* Work to do
In the listing below, find every line with the string "mean" and pull it out.
## begin
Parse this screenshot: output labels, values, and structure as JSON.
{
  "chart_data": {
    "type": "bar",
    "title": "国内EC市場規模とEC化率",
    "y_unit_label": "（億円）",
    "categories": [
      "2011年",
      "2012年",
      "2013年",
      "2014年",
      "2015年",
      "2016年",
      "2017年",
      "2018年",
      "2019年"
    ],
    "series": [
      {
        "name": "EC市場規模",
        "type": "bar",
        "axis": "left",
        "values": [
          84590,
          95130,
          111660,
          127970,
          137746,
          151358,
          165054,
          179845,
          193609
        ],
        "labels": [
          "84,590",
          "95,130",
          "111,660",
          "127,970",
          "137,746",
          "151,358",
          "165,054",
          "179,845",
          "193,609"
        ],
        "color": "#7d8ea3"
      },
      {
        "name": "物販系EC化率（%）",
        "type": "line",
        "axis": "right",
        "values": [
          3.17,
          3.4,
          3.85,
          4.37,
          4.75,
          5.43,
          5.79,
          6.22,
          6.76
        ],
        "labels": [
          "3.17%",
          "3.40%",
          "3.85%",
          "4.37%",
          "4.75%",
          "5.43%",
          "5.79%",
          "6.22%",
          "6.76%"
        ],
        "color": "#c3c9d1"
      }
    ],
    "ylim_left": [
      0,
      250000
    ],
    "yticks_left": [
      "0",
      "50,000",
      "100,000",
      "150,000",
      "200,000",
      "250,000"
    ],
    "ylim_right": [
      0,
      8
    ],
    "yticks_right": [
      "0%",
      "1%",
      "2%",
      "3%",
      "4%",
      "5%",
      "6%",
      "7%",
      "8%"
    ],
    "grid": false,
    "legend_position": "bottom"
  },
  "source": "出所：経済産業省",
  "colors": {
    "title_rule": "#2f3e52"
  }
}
## end
## begin
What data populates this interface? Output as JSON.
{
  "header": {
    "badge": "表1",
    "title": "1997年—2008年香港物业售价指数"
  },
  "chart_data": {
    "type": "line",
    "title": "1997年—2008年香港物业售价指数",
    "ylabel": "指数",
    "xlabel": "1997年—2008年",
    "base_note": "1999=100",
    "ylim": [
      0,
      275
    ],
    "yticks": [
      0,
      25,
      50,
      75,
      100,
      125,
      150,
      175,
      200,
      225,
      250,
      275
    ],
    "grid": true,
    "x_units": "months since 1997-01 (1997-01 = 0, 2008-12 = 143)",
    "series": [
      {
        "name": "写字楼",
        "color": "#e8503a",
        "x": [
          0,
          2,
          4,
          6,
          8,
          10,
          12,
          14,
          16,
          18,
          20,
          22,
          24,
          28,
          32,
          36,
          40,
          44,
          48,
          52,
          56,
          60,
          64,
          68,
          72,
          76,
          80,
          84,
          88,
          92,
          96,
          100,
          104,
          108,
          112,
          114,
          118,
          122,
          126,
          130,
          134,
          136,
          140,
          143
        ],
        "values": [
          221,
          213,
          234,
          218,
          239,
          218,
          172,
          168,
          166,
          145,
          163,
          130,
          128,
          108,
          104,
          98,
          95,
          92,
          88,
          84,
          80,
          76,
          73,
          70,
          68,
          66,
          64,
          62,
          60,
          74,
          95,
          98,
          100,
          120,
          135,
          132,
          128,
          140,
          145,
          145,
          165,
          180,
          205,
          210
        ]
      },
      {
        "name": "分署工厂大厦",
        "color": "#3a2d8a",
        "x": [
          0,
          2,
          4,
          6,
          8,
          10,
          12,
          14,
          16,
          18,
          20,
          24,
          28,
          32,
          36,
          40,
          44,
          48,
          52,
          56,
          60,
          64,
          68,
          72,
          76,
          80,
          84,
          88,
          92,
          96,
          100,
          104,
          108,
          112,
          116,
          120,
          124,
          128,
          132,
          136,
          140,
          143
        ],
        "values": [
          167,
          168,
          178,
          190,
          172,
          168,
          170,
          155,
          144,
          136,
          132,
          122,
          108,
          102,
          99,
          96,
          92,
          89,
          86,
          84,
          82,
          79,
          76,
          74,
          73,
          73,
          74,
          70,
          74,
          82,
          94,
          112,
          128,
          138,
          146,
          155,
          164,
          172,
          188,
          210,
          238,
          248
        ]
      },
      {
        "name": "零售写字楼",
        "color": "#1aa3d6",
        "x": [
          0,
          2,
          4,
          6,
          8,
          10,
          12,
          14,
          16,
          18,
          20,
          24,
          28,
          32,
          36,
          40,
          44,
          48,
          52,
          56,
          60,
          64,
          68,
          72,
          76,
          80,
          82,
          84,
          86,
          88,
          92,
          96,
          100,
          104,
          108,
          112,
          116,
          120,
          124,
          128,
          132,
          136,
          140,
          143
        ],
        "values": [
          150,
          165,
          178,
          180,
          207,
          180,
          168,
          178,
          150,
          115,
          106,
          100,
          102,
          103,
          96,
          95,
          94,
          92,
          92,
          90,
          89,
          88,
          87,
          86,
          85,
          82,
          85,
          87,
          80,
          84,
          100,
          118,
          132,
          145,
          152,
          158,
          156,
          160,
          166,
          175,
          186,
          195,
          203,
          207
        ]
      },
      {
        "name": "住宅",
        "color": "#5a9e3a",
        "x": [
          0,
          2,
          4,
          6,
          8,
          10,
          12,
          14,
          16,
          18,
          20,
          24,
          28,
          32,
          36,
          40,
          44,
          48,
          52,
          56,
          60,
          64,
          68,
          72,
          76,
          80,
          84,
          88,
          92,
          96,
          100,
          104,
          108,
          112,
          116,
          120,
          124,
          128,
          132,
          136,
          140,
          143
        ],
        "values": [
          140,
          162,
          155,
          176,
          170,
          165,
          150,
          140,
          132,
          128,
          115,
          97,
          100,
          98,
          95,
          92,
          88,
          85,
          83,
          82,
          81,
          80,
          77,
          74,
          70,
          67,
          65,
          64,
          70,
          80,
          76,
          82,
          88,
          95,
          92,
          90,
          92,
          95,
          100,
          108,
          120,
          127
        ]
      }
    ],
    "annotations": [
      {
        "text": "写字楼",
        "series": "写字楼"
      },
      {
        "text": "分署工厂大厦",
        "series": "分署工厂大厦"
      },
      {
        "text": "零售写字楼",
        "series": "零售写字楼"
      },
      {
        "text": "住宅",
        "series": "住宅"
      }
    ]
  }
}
## end
## begin
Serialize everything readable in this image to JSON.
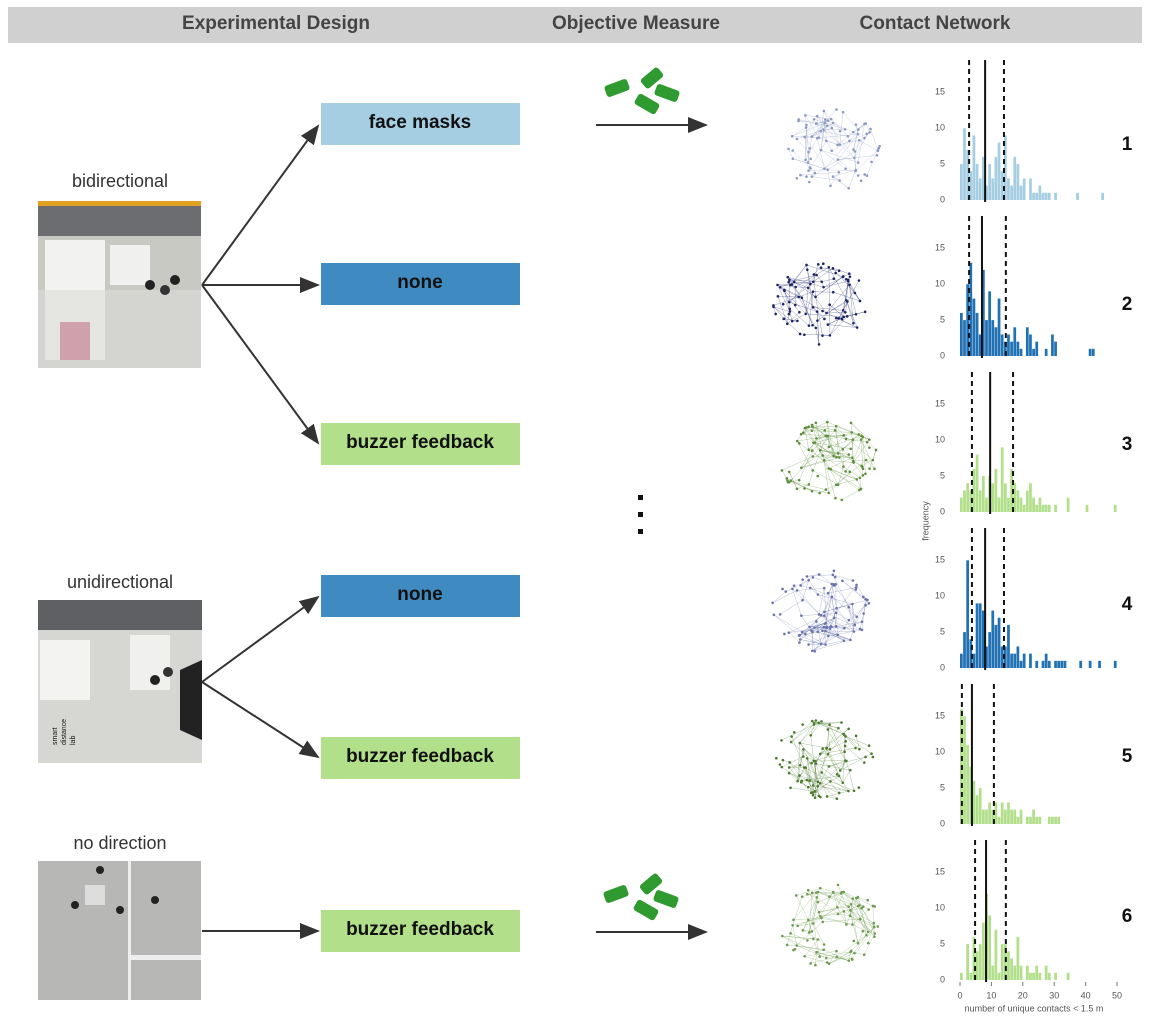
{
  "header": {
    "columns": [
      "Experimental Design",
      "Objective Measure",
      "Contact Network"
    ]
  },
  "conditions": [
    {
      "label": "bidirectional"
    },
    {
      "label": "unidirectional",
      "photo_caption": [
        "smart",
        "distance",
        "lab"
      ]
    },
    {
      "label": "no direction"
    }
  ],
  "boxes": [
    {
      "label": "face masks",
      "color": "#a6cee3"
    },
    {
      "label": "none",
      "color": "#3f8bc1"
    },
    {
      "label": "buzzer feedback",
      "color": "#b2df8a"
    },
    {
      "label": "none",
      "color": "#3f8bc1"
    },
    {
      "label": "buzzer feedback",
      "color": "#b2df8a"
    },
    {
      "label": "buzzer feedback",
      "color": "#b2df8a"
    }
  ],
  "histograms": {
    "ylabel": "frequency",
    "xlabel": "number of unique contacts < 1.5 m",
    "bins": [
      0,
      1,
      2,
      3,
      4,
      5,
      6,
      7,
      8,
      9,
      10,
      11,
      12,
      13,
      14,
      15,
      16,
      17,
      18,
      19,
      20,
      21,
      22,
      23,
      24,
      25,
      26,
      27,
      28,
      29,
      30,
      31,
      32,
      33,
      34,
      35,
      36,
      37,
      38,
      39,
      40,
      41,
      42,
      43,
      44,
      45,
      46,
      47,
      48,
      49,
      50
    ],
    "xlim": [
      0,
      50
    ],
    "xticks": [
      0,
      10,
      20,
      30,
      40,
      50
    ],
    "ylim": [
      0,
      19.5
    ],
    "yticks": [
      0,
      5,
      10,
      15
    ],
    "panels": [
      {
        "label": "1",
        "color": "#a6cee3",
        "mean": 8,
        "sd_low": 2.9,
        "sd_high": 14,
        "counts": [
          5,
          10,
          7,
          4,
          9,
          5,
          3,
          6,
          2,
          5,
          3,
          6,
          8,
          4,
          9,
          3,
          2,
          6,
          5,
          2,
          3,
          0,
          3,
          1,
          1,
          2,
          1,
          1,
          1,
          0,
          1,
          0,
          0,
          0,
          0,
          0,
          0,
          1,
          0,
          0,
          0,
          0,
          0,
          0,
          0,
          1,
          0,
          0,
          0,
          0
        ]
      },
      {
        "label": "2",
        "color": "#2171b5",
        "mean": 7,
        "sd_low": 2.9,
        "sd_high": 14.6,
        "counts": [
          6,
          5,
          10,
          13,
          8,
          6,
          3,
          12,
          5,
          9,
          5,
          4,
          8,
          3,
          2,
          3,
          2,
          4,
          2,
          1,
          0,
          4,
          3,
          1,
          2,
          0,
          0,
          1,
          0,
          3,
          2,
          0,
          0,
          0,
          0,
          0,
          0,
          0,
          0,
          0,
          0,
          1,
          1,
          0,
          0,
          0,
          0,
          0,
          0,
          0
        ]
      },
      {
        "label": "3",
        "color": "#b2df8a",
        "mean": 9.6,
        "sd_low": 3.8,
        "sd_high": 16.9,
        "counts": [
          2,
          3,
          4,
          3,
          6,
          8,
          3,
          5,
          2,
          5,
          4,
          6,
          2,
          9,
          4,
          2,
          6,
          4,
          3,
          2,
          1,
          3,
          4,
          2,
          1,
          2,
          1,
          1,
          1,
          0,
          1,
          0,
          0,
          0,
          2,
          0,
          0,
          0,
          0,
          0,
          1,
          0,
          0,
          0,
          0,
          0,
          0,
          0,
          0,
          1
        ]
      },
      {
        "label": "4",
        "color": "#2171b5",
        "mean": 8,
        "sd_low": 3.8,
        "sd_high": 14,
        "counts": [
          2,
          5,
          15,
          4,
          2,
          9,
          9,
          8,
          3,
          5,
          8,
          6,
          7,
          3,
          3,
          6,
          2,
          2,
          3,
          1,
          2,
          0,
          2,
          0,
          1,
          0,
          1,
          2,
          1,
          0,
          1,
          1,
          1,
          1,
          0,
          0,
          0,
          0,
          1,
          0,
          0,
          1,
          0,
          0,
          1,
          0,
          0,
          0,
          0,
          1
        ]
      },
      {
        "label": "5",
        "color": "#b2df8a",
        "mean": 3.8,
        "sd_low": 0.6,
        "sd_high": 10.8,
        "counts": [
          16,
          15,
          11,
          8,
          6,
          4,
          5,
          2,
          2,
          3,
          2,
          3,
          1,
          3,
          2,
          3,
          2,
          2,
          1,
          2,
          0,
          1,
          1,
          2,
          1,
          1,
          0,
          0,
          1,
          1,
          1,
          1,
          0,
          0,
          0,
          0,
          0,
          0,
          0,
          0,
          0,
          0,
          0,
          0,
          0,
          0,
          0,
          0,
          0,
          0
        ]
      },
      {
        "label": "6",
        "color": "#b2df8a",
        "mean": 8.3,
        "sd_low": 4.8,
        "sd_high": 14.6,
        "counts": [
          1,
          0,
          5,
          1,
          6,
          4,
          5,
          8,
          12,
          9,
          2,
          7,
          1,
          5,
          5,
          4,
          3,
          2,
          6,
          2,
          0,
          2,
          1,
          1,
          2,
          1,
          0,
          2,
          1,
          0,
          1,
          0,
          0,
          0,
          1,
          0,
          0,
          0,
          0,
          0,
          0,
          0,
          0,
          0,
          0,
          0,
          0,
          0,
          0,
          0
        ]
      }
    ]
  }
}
## end
* Right answer
        "mean": 8,
        "mean": 7,
        "mean": 9.6,
        "mean": 8,
        "mean": 3.8,
        "mean": 8.3,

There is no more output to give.